Saved data entries
________
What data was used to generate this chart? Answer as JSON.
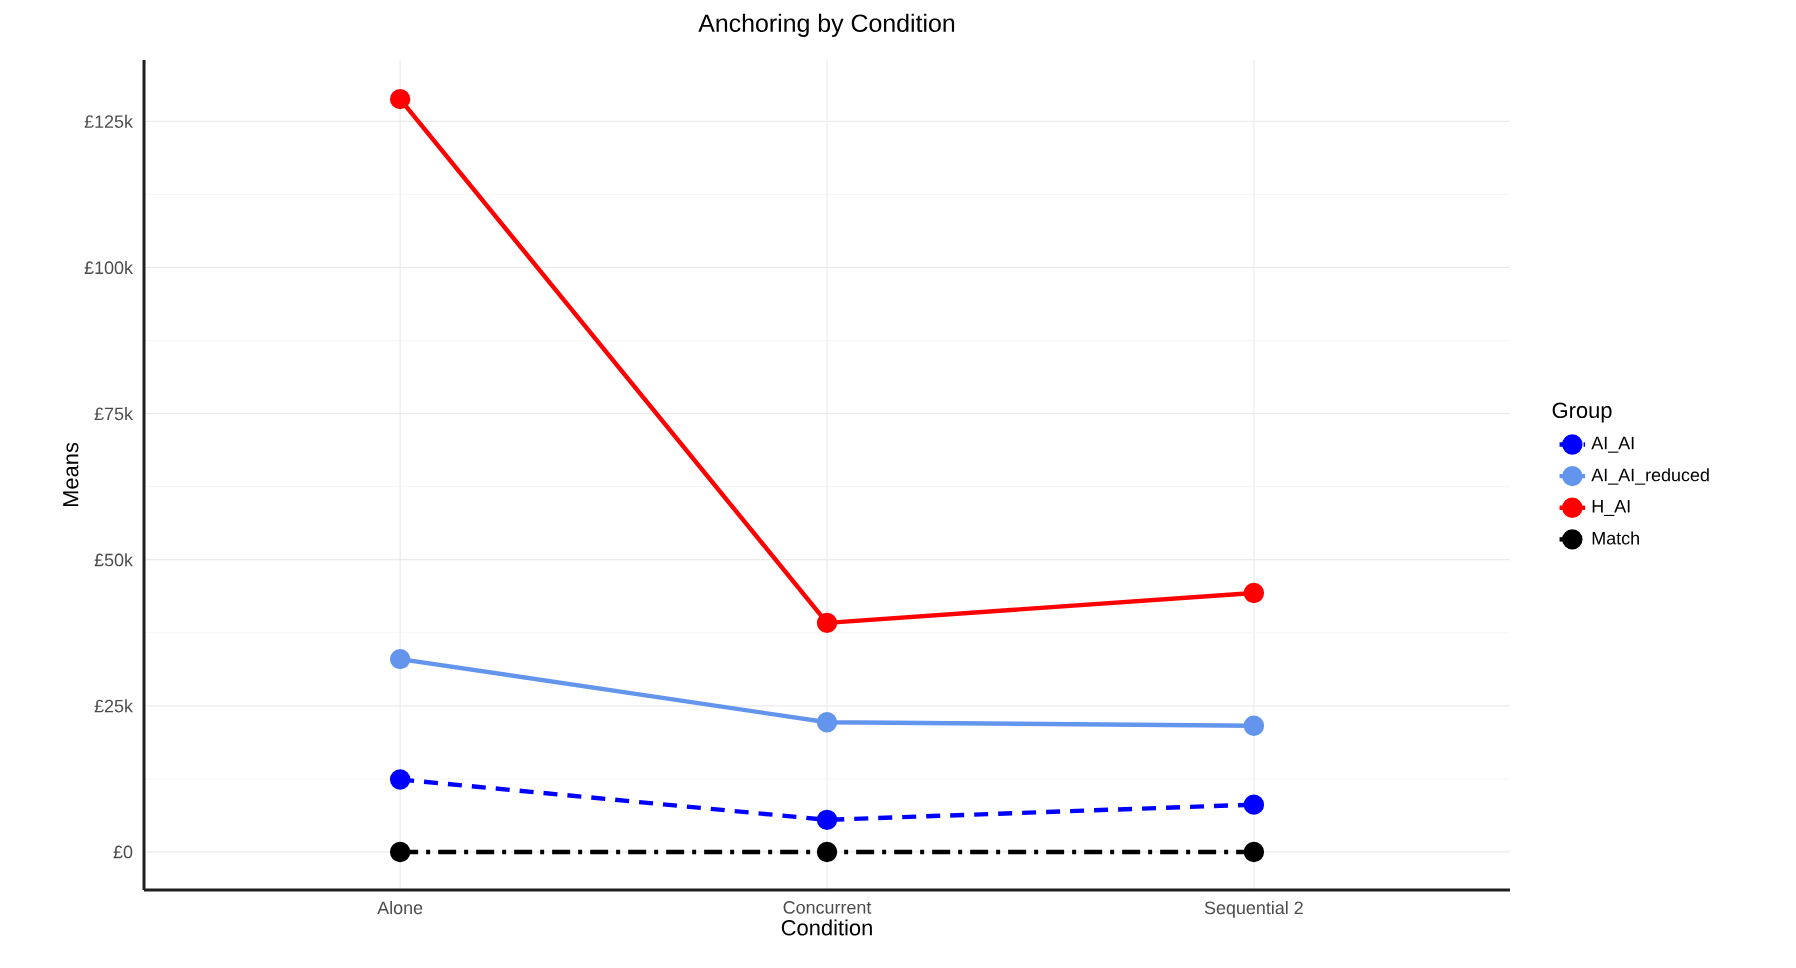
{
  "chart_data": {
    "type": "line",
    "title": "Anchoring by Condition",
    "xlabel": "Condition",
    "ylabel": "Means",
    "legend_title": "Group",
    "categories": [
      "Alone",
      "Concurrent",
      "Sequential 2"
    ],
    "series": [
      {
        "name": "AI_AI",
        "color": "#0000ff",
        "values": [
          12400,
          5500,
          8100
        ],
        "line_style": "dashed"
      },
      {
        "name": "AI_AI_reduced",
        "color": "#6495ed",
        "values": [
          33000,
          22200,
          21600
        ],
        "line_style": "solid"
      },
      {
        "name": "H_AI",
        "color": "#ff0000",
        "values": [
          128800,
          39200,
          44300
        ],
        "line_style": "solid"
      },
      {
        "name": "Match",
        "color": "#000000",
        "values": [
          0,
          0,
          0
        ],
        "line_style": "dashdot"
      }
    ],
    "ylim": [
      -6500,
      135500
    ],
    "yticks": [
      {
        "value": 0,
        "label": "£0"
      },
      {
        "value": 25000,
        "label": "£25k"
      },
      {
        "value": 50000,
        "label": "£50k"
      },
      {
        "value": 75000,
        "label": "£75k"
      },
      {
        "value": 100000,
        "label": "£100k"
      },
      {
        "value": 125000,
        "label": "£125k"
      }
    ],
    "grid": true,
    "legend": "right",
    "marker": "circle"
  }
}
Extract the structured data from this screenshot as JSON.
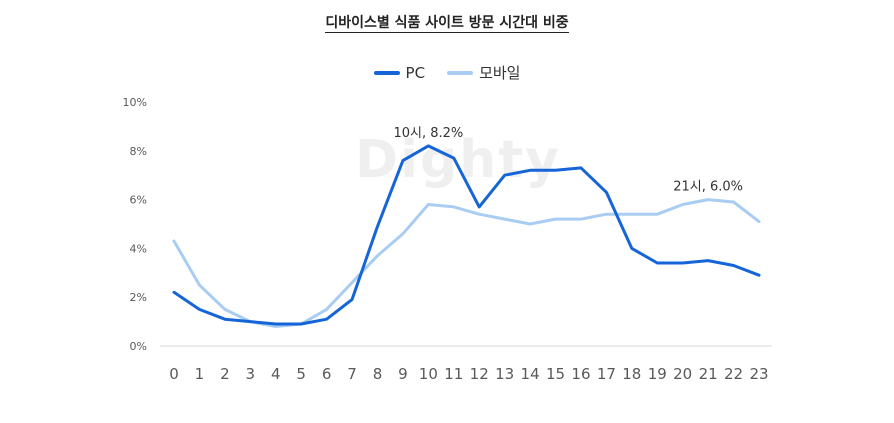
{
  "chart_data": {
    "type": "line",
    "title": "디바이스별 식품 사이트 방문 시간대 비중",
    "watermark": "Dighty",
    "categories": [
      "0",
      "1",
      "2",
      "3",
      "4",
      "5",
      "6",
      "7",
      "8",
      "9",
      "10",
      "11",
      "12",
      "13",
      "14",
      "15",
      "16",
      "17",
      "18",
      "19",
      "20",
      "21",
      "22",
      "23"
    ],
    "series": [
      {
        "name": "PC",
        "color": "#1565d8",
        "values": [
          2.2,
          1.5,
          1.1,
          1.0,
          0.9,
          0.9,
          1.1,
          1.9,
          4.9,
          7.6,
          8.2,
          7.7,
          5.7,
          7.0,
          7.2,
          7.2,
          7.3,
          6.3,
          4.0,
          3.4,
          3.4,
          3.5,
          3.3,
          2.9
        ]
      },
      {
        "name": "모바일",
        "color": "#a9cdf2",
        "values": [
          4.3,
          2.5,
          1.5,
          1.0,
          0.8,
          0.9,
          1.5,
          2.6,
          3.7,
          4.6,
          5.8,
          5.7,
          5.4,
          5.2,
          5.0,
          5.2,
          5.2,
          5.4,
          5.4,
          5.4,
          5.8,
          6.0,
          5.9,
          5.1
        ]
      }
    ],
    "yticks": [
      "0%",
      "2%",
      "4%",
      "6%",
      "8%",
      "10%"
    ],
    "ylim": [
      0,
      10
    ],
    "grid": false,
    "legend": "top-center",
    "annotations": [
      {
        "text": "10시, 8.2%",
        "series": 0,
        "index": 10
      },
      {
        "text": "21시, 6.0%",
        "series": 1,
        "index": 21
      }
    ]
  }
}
________
→ **Problem details**
Tally the lines in this data that hold the word "Condition" and state only the count.

→ **The result**
2